→ 本文
------------

また、海外企業との交流も増えたため、商品を日本に輸入して販売したり、日本にはない業務効率化システムを社内に適用するということも増えているでしょう。
このように、海外の商品やサービスを日本市場向けに作り替える作業をローカライズと言います。それに伴なって、マニュアルも日本語版マニュアルを作る「ローカライズ翻訳」が増えてきています。
しかし、海外資本の日本法人、外資系企業の日本支社などの場合、本国から運営マニュアル、教育マニュアルをポンと渡されて「あとは任せた」が多く、ローカライズに苦労した経験を持つ方もいるのではないでしょうか。
ローカライズ翻訳は、単純な翻訳作業ではないため、仕入れた商品や使いたいシステムを使い始めるまでの壁が高くなってしまいます。
たとえ、面倒なローカライズ作業を外注に出すとしても、
・原稿データに不備が多いため確認が必要
・取り寄せできないデータはスキャン加工するなど、ルールが必要
・その業界特有の専門英語が使われている場合の翻訳
これらのことが考えられますし、他にもイレギュラー対応があると考えると、思っている以上にコストが嵩みます。
せめて外注に出す前に内部で整理をしておけば、無駄なコストを支払わなくて済みますし、今後海外商品、サービスを利用する場合のテンプレートも作っておけます。
そこで今回は、マニュアルのローカライズ翻訳の流れと翻訳の際に気をつけるべきポイントをお伝えします。

------------

→ 課題 1
本文の「このように、海外の商品やサービスを」で始まる段落を、主な内容を残したまま、より短い文章にまとめてください。
→ 課題 2
マニュアルのローカライズ翻訳を扱った本文を、最後の文の後から書き継いでください。
次に示す行は、本文とは何の関わりもありません。

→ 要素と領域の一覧
------------

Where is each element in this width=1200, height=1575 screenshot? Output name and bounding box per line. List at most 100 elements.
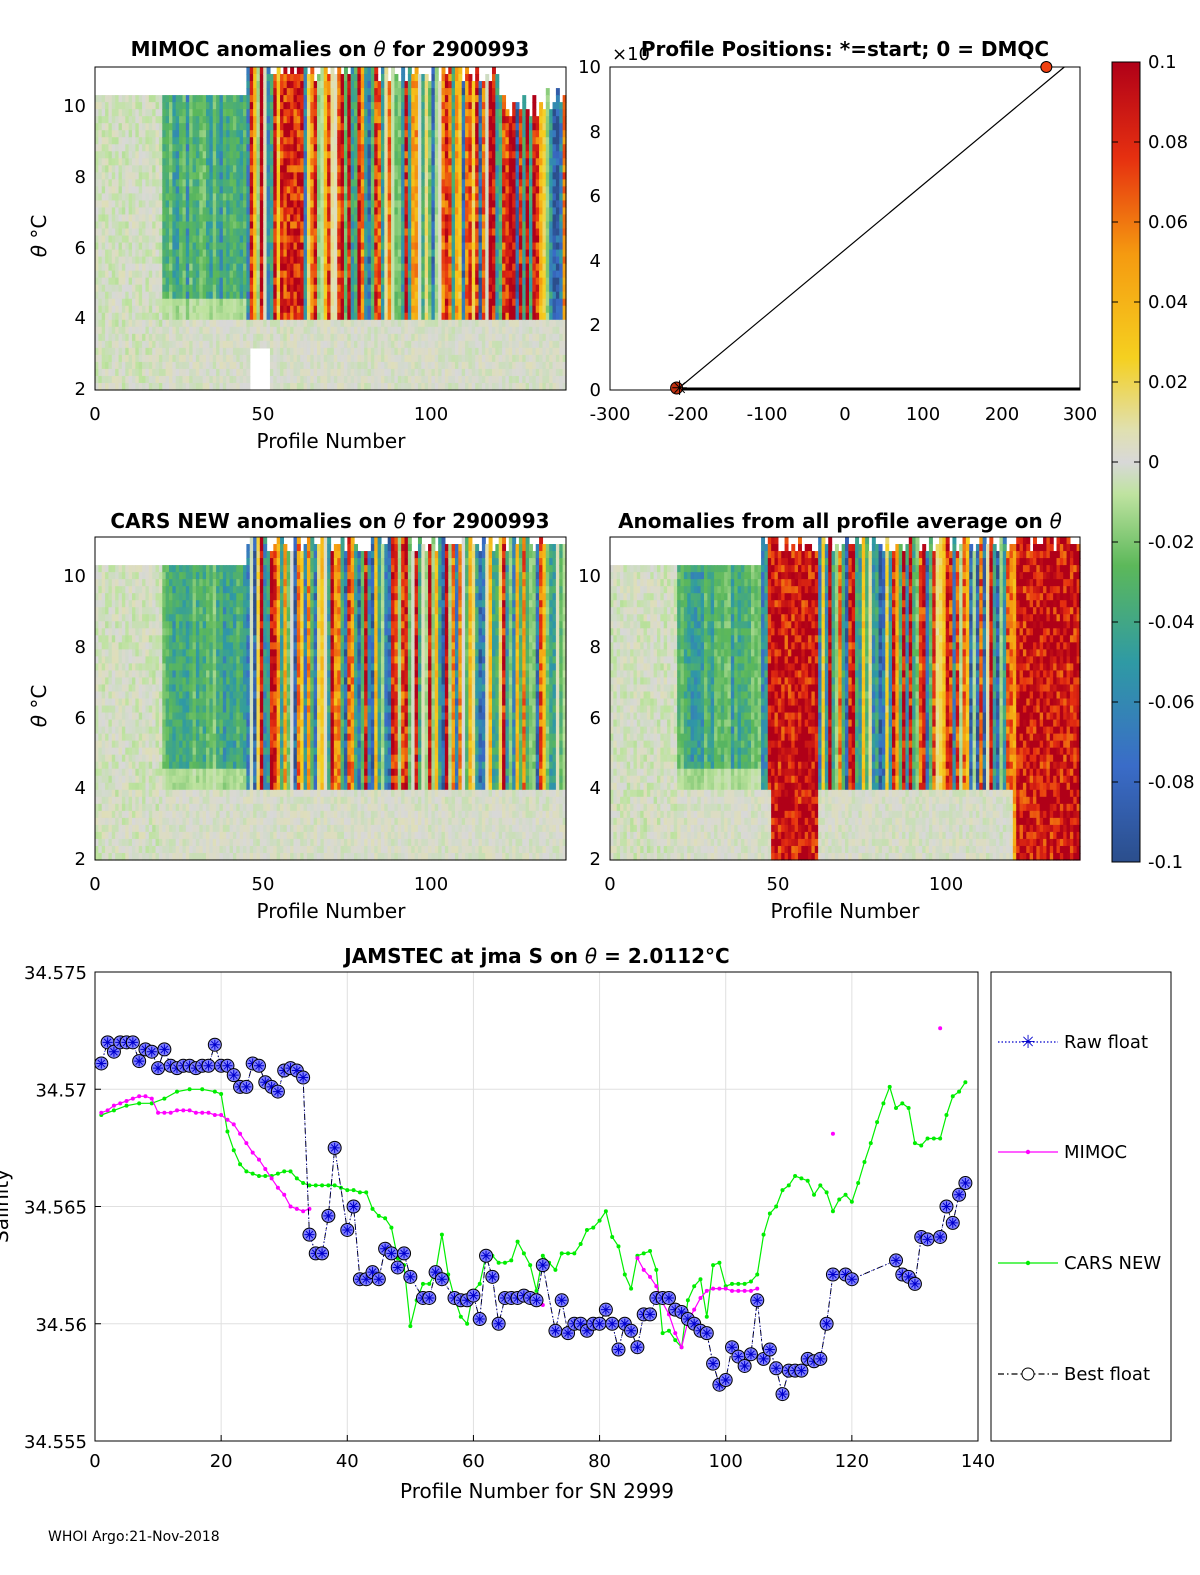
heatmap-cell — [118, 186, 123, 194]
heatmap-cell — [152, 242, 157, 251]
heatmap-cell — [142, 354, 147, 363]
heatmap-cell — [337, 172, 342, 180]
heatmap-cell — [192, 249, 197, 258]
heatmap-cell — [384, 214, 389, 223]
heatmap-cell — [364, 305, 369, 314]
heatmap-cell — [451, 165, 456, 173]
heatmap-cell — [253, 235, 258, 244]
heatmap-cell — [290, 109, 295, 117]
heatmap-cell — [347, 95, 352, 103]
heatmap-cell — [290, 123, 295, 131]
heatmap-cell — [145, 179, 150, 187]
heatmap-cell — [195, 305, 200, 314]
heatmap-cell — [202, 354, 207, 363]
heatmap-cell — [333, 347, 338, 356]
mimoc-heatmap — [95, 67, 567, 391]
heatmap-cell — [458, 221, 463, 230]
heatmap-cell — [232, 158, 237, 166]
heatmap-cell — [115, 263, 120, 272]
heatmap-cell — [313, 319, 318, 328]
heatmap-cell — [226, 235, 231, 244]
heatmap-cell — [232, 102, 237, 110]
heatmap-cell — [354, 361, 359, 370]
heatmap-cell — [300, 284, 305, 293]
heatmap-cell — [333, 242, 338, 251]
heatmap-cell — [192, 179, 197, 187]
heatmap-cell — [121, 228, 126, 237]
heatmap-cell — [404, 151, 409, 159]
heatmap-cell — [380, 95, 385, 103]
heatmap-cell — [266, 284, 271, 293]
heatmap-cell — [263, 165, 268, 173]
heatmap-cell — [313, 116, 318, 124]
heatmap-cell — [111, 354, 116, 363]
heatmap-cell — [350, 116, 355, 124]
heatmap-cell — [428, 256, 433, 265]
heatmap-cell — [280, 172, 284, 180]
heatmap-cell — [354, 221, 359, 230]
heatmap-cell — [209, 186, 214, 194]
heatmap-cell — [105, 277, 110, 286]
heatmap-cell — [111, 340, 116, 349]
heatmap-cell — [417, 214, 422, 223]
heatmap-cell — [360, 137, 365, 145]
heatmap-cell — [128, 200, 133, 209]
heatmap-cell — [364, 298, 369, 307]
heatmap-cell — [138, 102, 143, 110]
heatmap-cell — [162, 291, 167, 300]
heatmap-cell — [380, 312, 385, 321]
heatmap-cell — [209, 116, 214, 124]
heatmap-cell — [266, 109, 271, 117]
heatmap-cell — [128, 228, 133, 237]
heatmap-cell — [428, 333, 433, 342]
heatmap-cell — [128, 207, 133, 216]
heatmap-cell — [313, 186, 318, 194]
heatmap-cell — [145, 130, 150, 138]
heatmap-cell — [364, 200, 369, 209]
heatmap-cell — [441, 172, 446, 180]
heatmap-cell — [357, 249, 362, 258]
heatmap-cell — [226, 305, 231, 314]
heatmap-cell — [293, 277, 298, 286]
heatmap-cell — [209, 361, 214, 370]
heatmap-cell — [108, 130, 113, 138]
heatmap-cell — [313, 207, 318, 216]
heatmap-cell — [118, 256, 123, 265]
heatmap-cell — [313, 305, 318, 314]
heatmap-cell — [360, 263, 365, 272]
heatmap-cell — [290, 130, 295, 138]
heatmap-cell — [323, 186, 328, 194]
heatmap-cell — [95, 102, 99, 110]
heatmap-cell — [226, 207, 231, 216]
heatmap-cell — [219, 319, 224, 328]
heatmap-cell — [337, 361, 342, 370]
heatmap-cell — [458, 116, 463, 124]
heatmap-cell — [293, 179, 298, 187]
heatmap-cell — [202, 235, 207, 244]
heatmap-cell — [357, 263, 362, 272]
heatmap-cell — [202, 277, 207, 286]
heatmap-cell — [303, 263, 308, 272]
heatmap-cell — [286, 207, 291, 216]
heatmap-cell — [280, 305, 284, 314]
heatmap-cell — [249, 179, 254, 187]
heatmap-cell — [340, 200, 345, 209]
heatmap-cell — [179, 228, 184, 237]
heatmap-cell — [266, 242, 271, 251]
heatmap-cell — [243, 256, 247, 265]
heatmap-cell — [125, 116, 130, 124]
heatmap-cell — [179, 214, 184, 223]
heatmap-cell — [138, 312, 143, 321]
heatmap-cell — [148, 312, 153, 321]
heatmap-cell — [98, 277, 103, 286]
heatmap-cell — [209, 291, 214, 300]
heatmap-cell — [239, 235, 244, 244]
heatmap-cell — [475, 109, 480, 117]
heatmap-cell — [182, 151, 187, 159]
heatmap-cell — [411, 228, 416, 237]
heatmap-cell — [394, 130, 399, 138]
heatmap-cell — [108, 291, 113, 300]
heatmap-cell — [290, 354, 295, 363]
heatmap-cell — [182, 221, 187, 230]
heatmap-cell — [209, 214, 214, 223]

------------

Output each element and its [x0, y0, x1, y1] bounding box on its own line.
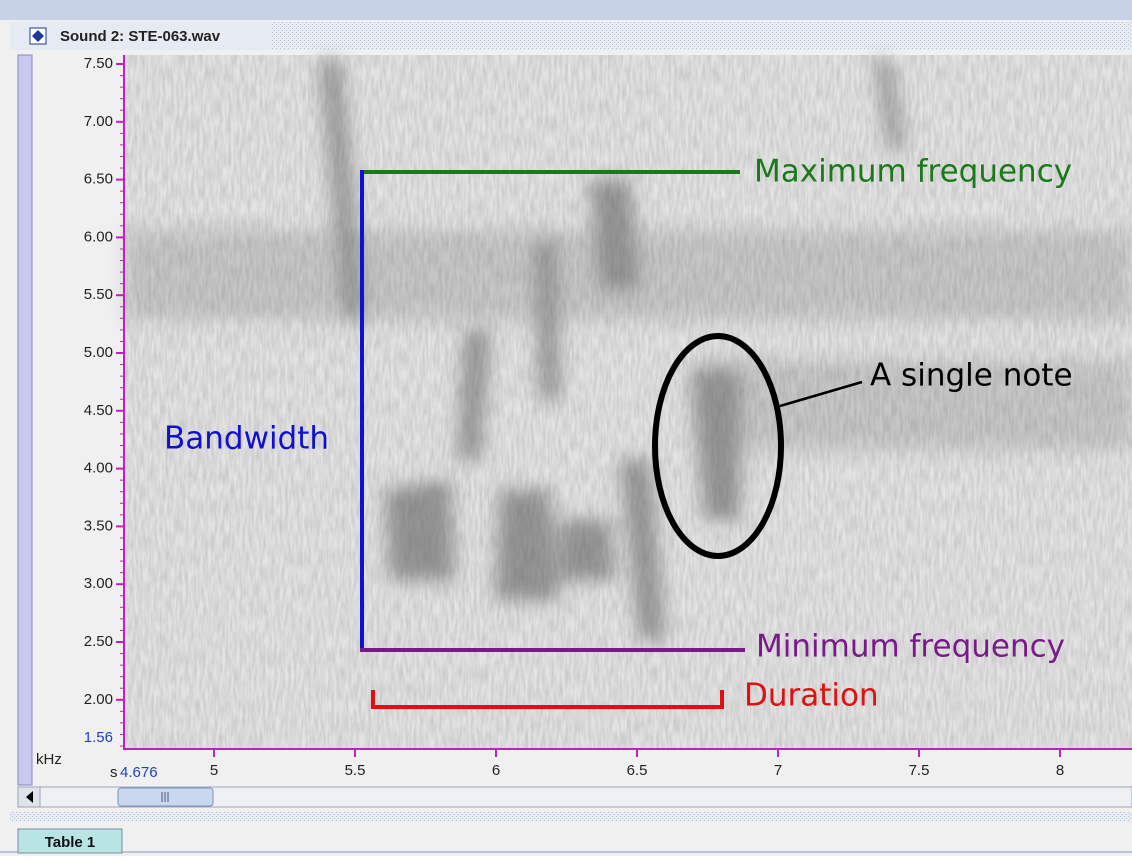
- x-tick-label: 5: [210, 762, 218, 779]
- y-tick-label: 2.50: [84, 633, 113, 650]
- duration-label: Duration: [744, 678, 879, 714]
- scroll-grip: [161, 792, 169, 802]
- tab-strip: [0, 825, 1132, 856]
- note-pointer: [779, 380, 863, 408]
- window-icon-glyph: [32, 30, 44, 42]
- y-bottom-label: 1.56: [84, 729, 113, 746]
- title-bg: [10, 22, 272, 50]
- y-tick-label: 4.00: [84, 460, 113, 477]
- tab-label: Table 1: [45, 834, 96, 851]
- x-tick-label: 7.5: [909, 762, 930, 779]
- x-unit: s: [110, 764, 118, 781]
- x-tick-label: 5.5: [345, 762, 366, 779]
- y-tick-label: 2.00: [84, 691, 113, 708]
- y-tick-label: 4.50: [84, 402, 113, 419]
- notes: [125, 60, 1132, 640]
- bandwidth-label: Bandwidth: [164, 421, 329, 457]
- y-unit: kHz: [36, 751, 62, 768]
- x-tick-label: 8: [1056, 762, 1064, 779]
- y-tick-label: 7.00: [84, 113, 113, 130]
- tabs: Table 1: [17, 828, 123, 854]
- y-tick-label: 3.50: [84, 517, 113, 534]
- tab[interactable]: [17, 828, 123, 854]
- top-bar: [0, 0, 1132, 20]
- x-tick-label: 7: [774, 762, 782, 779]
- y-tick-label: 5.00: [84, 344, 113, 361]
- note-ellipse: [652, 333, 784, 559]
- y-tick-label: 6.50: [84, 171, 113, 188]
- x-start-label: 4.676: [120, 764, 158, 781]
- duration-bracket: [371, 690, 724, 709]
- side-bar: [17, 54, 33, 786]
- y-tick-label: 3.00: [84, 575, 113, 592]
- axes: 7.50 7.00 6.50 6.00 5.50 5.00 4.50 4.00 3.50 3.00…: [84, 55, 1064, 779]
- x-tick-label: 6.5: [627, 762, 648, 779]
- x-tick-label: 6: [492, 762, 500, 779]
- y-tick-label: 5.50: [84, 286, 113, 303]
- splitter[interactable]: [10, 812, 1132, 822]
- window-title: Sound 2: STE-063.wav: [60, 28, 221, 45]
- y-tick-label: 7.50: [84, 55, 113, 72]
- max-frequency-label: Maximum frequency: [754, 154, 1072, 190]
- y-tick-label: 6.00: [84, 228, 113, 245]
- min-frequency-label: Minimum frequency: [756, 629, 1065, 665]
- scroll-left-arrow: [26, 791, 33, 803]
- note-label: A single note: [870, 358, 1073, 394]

------------

→ 解答 1
海外の商品やサービスを日本市場向けに作り替えることをローカライズと言います。それに伴い、日本語版マニュアルを作る「ローカライズ翻訳」が増えています。

→ 解答 2
ローカライズ翻訳の流れと注意点
翻訳作業に取りかかる前に、まず全体像を把握する必要があります。まずは、時間をかけてでも全体の構成や注意点を把握しておきましょう。
日本語マニュアルを作る軽いイメージで作業をすると、失敗してしまうかもしれません(日本語のマニュアル作りも決して簡単ではありませんが)。
マニュアル翻訳の流れ1.海外で使われているマニュアル、資料を取り寄せる
まずは、海外で使われているマニュアルの現物資料がないとお話になりません。実際に使われているマニュアルならば、データだけではなく、実マニュアルを取り寄せましょう。
実際のマニュアルを見ることで、フォントサイズやレイアウトなどがわかりますし、何度も目を通すことで、完成形をイメージすることができます。
もちろん、商材や商品の実物チェックも忘れずに。
マニュアル翻訳の流れ2.使える素材をチェックする
挿絵に使われている画像や写真が使えるのかを最初にチェックします。チェックとは、「あるかないか+使えるかどうか」のチェックです。
1.素材データに不足がないか、元データのサイズや解像度確認も必要
2.会社同士での素材の権利、そもそもの著作権も確認
マニュアル翻訳の流れ3.どこまで専門性があるか確認する
専門性が高い商品やサービスの場合、その分野の方でなければわからない言い回しや単語を使っていることがあります。
専門用語の翻訳は向き不向きがあるため、複数の翻訳会社に対して、分野における翻訳が可能かどうか聞いておきましょう。
言語、業界、誰に対するどんな商品・サービスなのか、いつ頃の商品・サービスなのかを理解し、翻訳会社にチェックしてもらっても良いでしょう。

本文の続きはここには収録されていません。